## TASK INPUT
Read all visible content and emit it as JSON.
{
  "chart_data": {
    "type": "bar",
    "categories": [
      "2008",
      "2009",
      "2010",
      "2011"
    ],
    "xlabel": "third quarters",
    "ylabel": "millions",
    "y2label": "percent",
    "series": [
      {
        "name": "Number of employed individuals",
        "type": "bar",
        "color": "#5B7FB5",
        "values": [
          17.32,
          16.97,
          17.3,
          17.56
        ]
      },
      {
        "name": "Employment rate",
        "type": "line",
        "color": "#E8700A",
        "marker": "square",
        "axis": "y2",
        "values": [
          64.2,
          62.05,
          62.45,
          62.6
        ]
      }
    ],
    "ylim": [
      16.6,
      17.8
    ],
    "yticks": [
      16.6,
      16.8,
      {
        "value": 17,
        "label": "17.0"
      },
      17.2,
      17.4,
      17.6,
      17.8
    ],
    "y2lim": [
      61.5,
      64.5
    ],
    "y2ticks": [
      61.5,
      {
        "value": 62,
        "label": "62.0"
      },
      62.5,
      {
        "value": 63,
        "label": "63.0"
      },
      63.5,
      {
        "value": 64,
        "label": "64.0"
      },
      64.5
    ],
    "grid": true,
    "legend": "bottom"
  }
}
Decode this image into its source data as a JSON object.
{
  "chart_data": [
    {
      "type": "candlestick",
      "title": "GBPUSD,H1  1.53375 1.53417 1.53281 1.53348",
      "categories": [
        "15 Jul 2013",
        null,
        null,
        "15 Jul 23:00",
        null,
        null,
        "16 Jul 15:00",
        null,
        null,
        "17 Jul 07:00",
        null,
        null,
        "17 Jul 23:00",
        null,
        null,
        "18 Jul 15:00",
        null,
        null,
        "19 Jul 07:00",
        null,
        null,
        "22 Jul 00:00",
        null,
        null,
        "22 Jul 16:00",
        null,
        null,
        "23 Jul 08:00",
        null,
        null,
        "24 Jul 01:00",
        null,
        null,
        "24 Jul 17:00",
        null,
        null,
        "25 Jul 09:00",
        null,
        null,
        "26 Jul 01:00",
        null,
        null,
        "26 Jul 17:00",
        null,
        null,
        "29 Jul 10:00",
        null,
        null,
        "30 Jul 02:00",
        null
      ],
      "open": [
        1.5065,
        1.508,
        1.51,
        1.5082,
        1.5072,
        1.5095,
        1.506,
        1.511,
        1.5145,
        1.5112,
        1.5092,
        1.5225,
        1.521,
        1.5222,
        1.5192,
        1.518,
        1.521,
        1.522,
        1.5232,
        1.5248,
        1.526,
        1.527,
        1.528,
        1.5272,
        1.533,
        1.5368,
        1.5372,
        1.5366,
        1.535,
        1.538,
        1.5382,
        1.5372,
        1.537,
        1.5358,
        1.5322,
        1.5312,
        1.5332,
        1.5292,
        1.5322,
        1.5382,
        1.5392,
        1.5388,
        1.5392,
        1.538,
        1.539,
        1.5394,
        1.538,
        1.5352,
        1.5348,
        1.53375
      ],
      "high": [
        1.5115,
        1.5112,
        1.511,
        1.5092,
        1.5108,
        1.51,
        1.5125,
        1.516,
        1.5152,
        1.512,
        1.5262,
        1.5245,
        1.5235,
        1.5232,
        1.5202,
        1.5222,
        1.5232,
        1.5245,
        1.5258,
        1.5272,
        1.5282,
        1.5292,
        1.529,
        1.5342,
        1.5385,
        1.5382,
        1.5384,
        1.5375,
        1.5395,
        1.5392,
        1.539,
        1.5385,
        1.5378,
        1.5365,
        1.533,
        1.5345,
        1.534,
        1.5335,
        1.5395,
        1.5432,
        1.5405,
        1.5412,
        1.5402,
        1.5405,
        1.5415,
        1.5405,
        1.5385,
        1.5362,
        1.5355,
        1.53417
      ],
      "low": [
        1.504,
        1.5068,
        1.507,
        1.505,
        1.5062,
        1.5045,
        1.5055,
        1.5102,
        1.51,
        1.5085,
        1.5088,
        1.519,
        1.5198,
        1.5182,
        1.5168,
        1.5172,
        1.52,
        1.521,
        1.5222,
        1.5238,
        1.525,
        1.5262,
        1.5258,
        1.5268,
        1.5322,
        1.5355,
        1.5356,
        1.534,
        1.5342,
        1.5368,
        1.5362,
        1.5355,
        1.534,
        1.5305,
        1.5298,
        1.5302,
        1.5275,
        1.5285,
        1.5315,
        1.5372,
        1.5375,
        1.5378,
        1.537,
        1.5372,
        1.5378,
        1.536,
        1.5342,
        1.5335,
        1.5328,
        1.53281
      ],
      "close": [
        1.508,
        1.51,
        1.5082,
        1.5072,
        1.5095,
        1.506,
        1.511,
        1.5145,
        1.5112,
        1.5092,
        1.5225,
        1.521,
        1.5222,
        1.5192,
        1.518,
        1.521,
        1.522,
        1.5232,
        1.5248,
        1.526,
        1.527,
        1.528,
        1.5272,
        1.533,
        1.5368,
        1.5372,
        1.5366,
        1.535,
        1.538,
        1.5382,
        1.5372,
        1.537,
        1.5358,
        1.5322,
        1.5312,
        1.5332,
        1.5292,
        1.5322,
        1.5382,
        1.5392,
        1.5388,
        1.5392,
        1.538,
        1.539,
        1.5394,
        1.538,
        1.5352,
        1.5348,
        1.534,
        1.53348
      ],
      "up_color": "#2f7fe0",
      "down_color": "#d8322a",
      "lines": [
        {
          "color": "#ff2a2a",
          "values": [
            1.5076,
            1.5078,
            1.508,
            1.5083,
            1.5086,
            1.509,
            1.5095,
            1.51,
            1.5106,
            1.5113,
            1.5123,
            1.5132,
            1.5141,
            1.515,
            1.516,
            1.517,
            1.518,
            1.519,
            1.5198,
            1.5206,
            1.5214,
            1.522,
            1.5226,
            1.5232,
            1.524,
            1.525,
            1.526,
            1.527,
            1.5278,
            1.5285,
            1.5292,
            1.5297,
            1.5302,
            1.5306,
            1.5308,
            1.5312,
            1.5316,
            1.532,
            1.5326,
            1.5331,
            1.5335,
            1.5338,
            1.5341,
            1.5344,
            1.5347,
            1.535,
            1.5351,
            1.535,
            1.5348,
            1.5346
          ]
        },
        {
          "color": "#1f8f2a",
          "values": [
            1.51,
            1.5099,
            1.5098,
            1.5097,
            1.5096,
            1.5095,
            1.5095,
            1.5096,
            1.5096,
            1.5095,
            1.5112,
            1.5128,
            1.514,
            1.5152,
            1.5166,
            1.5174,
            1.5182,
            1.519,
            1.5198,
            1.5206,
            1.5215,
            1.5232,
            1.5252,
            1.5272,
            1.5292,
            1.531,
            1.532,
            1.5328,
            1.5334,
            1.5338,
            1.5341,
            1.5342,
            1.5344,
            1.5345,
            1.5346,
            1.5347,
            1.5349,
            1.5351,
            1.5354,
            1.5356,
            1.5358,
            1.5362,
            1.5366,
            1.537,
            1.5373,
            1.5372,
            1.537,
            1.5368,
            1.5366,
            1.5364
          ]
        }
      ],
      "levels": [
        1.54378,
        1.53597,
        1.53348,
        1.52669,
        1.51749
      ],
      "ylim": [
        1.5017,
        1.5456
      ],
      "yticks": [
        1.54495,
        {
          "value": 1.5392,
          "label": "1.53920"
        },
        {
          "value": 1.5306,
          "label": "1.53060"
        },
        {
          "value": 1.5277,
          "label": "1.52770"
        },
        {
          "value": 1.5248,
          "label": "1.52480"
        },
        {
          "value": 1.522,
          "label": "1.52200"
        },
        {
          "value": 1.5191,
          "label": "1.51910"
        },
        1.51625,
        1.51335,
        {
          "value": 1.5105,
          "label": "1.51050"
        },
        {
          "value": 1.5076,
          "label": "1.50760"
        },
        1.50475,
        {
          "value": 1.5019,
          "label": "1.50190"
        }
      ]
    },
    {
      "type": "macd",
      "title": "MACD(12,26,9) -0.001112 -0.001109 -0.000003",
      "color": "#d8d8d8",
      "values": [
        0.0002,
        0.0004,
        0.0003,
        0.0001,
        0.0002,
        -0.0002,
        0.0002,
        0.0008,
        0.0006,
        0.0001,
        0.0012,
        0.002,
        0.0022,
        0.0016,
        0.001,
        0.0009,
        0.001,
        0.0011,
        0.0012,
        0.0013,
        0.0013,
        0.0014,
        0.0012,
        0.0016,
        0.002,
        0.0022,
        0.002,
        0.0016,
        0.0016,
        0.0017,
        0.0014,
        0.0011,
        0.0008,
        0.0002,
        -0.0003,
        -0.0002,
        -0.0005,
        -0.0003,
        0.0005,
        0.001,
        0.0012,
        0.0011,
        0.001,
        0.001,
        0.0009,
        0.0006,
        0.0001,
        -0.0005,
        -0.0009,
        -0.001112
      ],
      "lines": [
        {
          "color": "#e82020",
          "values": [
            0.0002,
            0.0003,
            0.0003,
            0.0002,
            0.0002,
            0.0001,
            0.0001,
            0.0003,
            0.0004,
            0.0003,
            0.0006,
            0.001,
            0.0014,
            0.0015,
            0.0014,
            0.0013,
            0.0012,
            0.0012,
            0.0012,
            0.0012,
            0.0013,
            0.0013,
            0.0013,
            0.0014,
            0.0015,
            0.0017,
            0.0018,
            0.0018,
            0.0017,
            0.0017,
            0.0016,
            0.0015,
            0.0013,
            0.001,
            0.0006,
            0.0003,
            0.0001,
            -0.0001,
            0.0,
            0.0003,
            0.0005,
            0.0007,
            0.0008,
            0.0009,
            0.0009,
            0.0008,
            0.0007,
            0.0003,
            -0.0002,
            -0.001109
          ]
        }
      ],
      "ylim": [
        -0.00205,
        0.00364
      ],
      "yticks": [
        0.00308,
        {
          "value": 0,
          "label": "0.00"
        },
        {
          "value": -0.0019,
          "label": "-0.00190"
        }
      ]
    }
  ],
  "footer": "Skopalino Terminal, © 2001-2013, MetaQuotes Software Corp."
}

## REQUIRED TASK
Determine how many lines of the listing hold the word "type" and reply with that figure alone.

## SOLUTION FOR THIS PROBLEM
5